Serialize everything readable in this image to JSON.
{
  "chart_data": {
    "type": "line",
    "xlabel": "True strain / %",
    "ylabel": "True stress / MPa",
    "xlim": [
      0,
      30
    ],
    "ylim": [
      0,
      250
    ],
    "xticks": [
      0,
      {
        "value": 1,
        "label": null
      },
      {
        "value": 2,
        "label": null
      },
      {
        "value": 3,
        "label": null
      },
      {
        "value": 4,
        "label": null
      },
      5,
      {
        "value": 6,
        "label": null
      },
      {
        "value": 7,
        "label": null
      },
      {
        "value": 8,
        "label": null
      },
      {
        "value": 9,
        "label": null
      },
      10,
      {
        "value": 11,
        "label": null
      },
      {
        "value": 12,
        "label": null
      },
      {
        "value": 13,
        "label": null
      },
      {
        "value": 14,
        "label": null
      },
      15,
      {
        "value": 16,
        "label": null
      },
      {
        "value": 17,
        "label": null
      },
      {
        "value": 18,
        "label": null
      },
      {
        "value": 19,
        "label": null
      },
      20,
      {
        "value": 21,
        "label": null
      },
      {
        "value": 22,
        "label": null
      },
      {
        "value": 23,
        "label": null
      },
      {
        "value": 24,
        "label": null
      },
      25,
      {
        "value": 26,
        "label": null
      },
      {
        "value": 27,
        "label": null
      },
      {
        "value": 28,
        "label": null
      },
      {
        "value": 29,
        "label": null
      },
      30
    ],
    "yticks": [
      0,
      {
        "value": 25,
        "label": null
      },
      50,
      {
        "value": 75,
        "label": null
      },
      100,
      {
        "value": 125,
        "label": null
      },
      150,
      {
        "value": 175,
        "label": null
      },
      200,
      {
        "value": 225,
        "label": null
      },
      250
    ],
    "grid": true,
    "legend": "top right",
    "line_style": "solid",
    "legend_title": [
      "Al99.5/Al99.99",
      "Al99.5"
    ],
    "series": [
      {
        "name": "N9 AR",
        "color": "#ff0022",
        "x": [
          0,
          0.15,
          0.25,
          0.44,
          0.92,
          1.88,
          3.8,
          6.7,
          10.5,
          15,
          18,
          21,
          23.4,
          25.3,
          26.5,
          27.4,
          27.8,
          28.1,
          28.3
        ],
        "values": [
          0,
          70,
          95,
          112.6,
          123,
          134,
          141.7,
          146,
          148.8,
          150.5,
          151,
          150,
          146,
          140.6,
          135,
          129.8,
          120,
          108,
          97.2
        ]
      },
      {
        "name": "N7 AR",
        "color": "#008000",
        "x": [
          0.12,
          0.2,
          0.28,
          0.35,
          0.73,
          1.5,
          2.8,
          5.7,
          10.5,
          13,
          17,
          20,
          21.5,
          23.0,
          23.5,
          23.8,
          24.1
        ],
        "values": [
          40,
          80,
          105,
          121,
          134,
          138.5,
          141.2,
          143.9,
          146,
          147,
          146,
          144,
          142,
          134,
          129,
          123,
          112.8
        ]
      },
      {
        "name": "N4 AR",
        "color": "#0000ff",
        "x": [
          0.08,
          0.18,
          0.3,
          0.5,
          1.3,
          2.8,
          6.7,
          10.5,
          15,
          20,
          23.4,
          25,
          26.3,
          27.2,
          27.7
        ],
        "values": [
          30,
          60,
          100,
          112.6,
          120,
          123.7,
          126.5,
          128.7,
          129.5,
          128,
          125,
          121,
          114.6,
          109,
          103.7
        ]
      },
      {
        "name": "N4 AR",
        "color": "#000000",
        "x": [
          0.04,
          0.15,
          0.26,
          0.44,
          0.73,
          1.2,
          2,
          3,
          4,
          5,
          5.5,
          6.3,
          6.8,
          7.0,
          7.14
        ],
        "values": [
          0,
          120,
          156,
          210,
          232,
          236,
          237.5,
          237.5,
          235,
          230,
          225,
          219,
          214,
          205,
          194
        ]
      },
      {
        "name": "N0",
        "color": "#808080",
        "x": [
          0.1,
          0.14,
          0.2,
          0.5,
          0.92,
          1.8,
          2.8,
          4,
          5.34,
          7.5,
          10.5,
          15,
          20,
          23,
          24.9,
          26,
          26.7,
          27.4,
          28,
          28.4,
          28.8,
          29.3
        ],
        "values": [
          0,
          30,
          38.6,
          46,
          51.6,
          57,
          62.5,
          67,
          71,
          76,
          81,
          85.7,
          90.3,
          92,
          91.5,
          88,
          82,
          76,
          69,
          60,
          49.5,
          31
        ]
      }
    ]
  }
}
::::::
> **WHAT NEEDS TO BE DONE**
Your task is to transcribe the material exactly.

> **OUTPUT OF THE EXERCISE**
Serialize everything readable in this image to JSON.
{
  "chart_data": {
    "type": "line",
    "xlabel": "True strain / %",
    "ylabel": "True stress / MPa",
    "xlim": [
      0,
      30
    ],
    "ylim": [
      0,
      250
    ],
    "xticks": [
      0,
      {
        "value": 1,
        "label": null
      },
      {
        "value": 2,
        "label": null
      },
      {
        "value": 3,
        "label": null
      },
      {
        "value": 4,
        "label": null
      },
      5,
      {
        "value": 6,
        "label": null
      },
      {
        "value": 7,
        "label": null
      },
      {
        "value": 8,
        "label": null
      },
      {
        "value": 9,
        "label": null
      },
      10,
      {
        "value": 11,
        "label": null
      },
      {
        "value": 12,
        "label": null
      },
      {
        "value": 13,
        "label": null
      },
      {
        "value": 14,
        "label": null
      },
      15,
      {
        "value": 16,
        "label": null
      },
      {
        "value": 17,
        "label": null
      },
      {
        "value": 18,
        "label": null
      },
      {
        "value": 19,
        "label": null
      },
      20,
      {
        "value": 21,
        "label": null
      },
      {
        "value": 22,
        "label": null
      },
      {
        "value": 23,
        "label": null
      },
      {
        "value": 24,
        "label": null
      },
      25,
      {
        "value": 26,
        "label": null
      },
      {
        "value": 27,
        "label": null
      },
      {
        "value": 28,
        "label": null
      },
      {
        "value": 29,
        "label": null
      },
      30
    ],
    "yticks": [
      0,
      {
        "value": 25,
        "label": null
      },
      50,
      {
        "value": 75,
        "label": null
      },
      100,
      {
        "value": 125,
        "label": null
      },
      150,
      {
        "value": 175,
        "label": null
      },
      200,
      {
        "value": 225,
        "label": null
      },
      250
    ],
    "grid": true,
    "legend": "top right",
    "line_style": "solid",
    "legend_title": [
      "Al99.5/Al99.99",
      "Al99.5"
    ],
    "series": [
      {
        "name": "N9 AR",
        "color": "#ff0022",
        "x": [
          0,
          0.15,
          0.25,
          0.44,
          0.92,
          1.88,
          3.8,
          6.7,
          10.5,
          15,
          18,
          21,
          23.4,
          25.3,
          26.5,
          27.4,
          27.8,
          28.1,
          28.3
        ],
        "values": [
          0,
          70,
          95,
          112.6,
          123,
          134,
          141.7,
          146,
          148.8,
          150.5,
          151,
          150,
          146,
          140.6,
          135,
          129.8,
          120,
          108,
          97.2
        ]
      },
      {
        "name": "N7 AR",
        "color": "#008000",
        "x": [
          0.12,
          0.2,
          0.28,
          0.35,
          0.73,
          1.5,
          2.8,
          5.7,
          10.5,
          13,
          17,
          20,
          21.5,
          23.0,
          23.5,
          23.8,
          24.1
        ],
        "values": [
          40,
          80,
          105,
          121,
          134,
          138.5,
          141.2,
          143.9,
          146,
          147,
          146,
          144,
          142,
          134,
          129,
          123,
          112.8
        ]
      },
      {
        "name": "N4 AR",
        "color": "#0000ff",
        "x": [
          0.08,
          0.18,
          0.3,
          0.5,
          1.3,
          2.8,
          6.7,
          10.5,
          15,
          20,
          23.4,
          25,
          26.3,
          27.2,
          27.7
        ],
        "values": [
          30,
          60,
          100,
          112.6,
          120,
          123.7,
          126.5,
          128.7,
          129.5,
          128,
          125,
          121,
          114.6,
          109,
          103.7
        ]
      },
      {
        "name": "N4 AR",
        "color": "#000000",
        "x": [
          0.04,
          0.15,
          0.26,
          0.44,
          0.73,
          1.2,
          2,
          3,
          4,
          5,
          5.5,
          6.3,
          6.8,
          7.0,
          7.14
        ],
        "values": [
          0,
          120,
          156,
          210,
          232,
          236,
          237.5,
          237.5,
          235,
          230,
          225,
          219,
          214,
          205,
          194
        ]
      },
      {
        "name": "N0",
        "color": "#808080",
        "x": [
          0.1,
          0.14,
          0.2,
          0.5,
          0.92,
          1.8,
          2.8,
          4,
          5.34,
          7.5,
          10.5,
          15,
          20,
          23,
          24.9,
          26,
          26.7,
          27.4,
          28,
          28.4,
          28.8,
          29.3
        ],
        "values": [
          0,
          30,
          38.6,
          46,
          51.6,
          57,
          62.5,
          67,
          71,
          76,
          81,
          85.7,
          90.3,
          92,
          91.5,
          88,
          82,
          76,
          69,
          60,
          49.5,
          31
        ]
      }
    ]
  }
}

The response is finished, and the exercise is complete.